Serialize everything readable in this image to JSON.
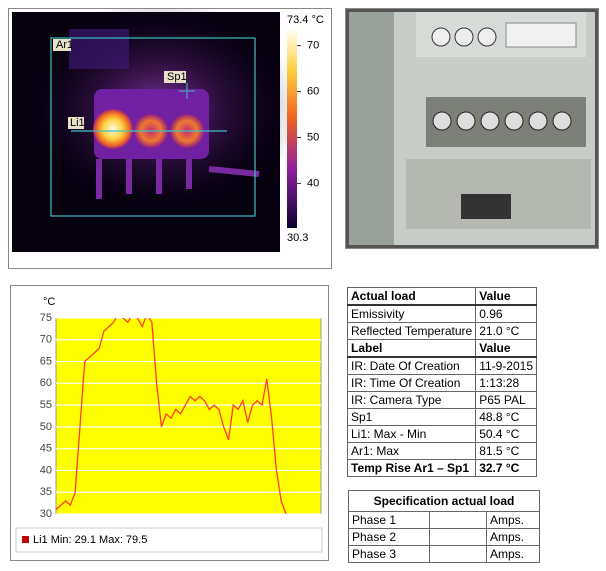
{
  "thermal_image": {
    "labels": [
      "Ar1",
      "Sp1",
      "Li1"
    ],
    "scale": {
      "max": {
        "value": 73.4,
        "label": "73.4 °C"
      },
      "min": {
        "value": 30.3,
        "label": "30.3"
      },
      "ticks": [
        70,
        60,
        50,
        40
      ]
    }
  },
  "chart_data": {
    "type": "line",
    "y_label": "°C",
    "color": "#ff3c1e",
    "background": "#ffff00",
    "ylim": [
      30,
      75
    ],
    "yticks": [
      30,
      35,
      40,
      45,
      50,
      55,
      60,
      65,
      70,
      75
    ],
    "grid": true,
    "legend": "Li1 Min: 29.1 Max: 79.5",
    "values": [
      31,
      32,
      33,
      32,
      35,
      50,
      65,
      66,
      67,
      68,
      72,
      73,
      74,
      76,
      75,
      74,
      76,
      75,
      73,
      76,
      74,
      60,
      50,
      53,
      52,
      54,
      53,
      55,
      57,
      56,
      57,
      56,
      54,
      55,
      54,
      50,
      47,
      55,
      54,
      56,
      51,
      55,
      56,
      55,
      61,
      52,
      40,
      33,
      30
    ]
  },
  "table": {
    "rows": [
      [
        "Actual load",
        "Value"
      ],
      [
        "Emissivity",
        "0.96"
      ],
      [
        "Reflected Temperature",
        "21.0 °C"
      ],
      [
        "Label",
        "Value"
      ],
      [
        "IR: Date Of Creation",
        "11-9-2015"
      ],
      [
        "IR: Time Of Creation",
        "1:13:28"
      ],
      [
        "IR: Camera Type",
        "P65 PAL"
      ],
      [
        "Sp1",
        "48.8 °C"
      ],
      [
        "Li1: Max - Min",
        "50.4 °C"
      ],
      [
        "Ar1: Max",
        "81.5 °C"
      ],
      [
        "Temp Rise Ar1 – Sp1",
        "32.7 °C"
      ]
    ]
  },
  "spec_table": {
    "title": "Specification actual load",
    "rows": [
      {
        "phase": "Phase 1",
        "unit": "Amps."
      },
      {
        "phase": "Phase 2",
        "unit": "Amps."
      },
      {
        "phase": "Phase 3",
        "unit": "Amps."
      }
    ]
  }
}
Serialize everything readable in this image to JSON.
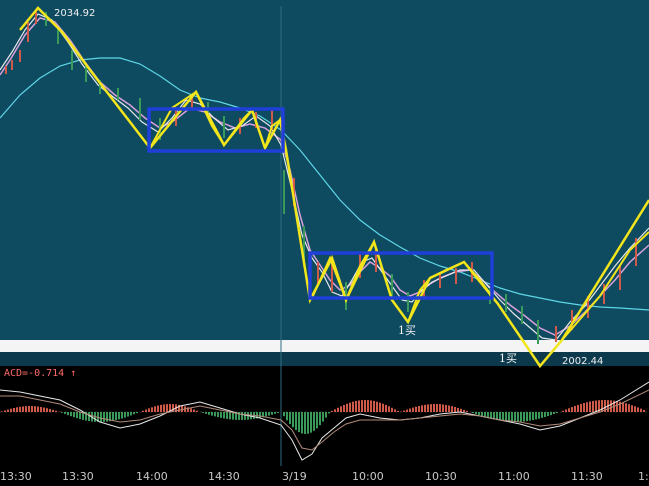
{
  "chart": {
    "high_price_label": "2034.92",
    "low_price_label": "2002.44",
    "macd_label": "ACD=-0.714 ↑",
    "buy_marks": [
      "1买",
      "1买"
    ],
    "date_marker": "3/19"
  },
  "time_axis": {
    "labels": [
      "13:30",
      "13:30",
      "14:00",
      "14:30",
      "3/19",
      "10:00",
      "10:30",
      "11:00",
      "11:30",
      "1:"
    ]
  },
  "colors": {
    "background": "#0e4a60",
    "zigzag": "#f2e51b",
    "box": "#1f3fd8",
    "ma_white": "#e8e8e8",
    "ma_pink": "#d9a0d9",
    "ma_cyan": "#5fd6e6",
    "bar_up": "#d05a4a",
    "bar_down": "#3a9a5a"
  },
  "chart_data": {
    "type": "line",
    "title": "",
    "price_high": 2034.92,
    "price_low": 2002.44,
    "macd_value": -0.714
  }
}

------------------------------------

**Set task:** Each line with the string "phase" in it needs to be found and copied.

**Answer for this exercise:**
        "phase": "Phase 1",
        "phase": "Phase 2",
        "phase": "Phase 3",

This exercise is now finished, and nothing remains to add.